* Written instruction *
Every line below that mentions the word "JSON" should be copied out.

* Supplied records *
START
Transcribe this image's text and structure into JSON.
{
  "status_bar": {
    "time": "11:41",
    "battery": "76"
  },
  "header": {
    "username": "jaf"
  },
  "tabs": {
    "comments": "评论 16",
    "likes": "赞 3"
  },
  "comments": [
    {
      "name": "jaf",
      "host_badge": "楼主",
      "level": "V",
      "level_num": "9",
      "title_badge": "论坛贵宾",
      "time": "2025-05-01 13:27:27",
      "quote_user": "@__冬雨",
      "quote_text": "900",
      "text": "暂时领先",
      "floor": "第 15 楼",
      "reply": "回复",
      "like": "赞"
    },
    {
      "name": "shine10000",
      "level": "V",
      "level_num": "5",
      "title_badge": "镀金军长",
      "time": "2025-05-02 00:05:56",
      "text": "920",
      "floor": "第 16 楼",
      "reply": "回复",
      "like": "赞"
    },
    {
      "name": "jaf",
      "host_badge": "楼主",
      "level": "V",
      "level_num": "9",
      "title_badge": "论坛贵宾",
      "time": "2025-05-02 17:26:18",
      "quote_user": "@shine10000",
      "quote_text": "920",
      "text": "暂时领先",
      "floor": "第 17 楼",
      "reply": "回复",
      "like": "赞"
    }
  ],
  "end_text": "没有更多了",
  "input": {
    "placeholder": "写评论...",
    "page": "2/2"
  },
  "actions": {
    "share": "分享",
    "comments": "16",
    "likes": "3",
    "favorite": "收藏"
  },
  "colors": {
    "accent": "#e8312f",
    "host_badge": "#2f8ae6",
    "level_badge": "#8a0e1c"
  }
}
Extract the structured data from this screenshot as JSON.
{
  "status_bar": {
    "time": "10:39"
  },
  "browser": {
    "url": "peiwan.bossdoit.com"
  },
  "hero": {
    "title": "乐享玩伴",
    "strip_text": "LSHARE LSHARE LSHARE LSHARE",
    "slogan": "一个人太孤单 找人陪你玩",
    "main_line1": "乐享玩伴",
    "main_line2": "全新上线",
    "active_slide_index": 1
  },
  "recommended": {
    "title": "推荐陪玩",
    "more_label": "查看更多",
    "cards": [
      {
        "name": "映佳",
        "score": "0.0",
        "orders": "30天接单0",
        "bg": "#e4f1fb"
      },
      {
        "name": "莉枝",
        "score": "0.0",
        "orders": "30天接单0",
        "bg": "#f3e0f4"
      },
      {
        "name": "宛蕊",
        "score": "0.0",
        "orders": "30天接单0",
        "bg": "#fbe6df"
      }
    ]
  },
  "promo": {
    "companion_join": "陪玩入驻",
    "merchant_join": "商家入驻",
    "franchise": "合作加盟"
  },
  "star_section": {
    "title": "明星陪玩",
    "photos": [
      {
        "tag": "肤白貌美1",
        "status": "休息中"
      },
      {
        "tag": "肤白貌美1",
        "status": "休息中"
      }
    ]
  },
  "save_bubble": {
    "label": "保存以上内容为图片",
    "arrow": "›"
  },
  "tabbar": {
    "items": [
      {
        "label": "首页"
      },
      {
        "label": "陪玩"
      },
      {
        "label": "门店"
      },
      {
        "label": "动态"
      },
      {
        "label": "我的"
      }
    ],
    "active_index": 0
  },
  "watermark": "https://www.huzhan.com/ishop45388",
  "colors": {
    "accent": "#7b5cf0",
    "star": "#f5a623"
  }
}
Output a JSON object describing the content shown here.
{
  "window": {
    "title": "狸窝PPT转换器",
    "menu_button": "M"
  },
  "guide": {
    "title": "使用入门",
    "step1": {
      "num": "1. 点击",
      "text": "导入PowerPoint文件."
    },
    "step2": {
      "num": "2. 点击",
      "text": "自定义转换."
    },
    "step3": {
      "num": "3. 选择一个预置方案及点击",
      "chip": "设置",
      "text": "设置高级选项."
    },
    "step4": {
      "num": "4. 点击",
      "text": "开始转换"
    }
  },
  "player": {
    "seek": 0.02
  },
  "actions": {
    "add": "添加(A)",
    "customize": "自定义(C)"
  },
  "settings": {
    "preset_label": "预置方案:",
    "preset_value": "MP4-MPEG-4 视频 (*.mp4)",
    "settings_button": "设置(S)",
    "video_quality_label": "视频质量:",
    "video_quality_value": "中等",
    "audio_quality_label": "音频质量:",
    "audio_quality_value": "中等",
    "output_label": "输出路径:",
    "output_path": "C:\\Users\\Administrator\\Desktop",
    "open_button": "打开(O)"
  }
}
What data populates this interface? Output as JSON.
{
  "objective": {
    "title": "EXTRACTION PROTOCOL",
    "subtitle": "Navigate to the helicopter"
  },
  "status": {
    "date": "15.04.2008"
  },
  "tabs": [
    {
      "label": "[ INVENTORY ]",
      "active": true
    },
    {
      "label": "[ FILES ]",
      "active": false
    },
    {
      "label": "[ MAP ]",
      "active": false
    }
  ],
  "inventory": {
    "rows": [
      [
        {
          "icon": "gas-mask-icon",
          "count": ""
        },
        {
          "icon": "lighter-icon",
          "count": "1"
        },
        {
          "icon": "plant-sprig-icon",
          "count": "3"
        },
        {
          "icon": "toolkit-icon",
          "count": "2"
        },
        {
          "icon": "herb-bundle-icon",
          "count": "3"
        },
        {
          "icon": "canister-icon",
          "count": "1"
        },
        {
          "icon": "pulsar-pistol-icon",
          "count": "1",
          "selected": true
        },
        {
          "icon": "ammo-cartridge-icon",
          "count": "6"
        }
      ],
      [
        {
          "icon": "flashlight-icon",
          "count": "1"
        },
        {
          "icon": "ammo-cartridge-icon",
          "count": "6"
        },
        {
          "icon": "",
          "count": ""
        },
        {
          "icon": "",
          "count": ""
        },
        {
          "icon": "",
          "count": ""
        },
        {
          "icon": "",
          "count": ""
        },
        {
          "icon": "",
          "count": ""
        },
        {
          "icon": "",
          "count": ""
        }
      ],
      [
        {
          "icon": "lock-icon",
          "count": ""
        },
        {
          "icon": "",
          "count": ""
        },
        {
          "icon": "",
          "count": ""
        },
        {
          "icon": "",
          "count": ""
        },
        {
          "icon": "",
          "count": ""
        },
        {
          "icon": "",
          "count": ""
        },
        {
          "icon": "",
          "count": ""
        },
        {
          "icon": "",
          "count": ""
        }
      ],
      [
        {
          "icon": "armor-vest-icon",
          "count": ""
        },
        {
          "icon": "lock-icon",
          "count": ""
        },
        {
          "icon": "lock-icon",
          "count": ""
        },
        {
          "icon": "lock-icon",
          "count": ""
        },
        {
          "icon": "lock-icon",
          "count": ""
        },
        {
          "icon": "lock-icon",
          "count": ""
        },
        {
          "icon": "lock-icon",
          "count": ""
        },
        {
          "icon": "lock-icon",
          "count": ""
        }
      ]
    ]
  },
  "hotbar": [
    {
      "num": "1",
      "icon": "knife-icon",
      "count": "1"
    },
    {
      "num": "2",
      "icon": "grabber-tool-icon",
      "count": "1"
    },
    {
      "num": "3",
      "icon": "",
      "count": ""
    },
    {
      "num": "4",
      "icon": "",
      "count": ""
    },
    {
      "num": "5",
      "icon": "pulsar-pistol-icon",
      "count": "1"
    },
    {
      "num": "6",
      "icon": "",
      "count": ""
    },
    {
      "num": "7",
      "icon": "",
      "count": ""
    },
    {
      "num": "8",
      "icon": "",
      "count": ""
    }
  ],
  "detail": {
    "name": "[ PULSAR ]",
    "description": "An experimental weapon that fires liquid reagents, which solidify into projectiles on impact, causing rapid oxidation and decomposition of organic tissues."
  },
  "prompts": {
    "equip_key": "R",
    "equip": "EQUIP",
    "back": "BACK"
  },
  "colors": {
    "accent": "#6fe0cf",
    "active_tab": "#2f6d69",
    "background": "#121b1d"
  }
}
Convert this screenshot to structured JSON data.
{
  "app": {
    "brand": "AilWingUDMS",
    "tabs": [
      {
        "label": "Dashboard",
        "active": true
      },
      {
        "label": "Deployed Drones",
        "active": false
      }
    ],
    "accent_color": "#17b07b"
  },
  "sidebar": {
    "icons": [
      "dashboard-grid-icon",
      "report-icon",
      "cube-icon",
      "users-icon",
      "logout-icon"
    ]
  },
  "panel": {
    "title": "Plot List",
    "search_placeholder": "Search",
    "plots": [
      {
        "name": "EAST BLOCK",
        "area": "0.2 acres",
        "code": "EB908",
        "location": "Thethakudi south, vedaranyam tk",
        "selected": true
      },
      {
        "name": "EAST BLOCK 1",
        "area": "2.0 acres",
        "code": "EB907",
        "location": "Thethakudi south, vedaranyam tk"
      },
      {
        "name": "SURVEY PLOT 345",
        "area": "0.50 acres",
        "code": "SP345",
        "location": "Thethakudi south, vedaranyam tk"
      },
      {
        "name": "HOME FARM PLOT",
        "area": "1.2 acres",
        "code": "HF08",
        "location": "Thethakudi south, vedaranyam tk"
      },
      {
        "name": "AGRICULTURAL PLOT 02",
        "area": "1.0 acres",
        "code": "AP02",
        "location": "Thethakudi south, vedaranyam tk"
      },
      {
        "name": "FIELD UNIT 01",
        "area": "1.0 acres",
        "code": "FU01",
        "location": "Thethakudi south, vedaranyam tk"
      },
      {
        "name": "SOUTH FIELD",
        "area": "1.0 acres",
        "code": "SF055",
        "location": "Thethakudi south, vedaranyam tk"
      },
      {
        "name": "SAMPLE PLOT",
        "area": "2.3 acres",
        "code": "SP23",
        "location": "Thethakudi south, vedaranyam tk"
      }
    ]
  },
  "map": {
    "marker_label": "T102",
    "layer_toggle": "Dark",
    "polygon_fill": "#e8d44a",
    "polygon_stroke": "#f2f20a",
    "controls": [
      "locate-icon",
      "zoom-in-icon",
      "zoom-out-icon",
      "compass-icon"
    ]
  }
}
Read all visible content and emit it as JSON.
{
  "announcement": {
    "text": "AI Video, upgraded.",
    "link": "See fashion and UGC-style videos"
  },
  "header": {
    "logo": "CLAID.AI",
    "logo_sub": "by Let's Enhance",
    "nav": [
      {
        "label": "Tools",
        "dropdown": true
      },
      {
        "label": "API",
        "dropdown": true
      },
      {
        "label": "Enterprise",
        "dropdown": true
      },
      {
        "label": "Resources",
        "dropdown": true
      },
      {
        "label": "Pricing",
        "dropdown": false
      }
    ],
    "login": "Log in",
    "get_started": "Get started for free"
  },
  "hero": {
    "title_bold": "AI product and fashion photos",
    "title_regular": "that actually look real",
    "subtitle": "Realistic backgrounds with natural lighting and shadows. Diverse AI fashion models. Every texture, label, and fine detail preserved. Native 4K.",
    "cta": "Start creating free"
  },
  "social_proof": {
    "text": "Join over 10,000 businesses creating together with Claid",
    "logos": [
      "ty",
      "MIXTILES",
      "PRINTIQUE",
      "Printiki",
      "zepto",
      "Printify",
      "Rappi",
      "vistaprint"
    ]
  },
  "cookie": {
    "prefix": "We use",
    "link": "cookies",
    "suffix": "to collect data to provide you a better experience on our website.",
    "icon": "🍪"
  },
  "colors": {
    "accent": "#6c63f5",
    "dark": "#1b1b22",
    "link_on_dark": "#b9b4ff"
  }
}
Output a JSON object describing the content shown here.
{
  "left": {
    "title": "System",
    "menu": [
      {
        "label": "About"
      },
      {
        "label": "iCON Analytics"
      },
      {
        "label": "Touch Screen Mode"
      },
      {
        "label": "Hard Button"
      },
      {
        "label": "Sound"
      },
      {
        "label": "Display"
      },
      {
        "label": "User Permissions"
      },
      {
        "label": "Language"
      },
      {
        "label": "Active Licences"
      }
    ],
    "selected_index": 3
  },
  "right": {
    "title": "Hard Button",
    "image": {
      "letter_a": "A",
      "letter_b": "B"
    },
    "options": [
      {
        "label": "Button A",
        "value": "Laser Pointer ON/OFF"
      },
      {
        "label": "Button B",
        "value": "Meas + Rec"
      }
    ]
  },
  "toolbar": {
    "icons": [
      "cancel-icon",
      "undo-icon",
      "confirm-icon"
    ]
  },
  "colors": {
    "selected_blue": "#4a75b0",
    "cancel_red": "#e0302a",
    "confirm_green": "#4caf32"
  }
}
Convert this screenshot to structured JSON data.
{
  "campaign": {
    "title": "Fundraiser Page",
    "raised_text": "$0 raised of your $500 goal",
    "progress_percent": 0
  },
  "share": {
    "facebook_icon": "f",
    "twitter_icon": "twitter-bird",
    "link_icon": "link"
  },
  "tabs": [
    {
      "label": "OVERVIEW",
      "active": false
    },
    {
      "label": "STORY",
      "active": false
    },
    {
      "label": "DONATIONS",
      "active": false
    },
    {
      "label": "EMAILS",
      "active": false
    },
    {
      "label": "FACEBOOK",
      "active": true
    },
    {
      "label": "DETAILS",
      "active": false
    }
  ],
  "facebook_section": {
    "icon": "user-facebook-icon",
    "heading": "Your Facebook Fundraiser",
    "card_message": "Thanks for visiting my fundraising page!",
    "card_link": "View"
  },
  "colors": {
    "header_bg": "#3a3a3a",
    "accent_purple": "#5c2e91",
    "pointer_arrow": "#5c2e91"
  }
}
END
* Result of this exercise *
Transcribe this image's text and structure into JSON.
Extract the structured data from this screenshot as JSON.
Output a JSON object describing the content shown here.
What data populates this interface? Output as JSON.
Convert this screenshot to structured JSON data.
Read all visible content and emit it as JSON.
Output a JSON object describing the content shown here.
Convert this screenshot to structured JSON data.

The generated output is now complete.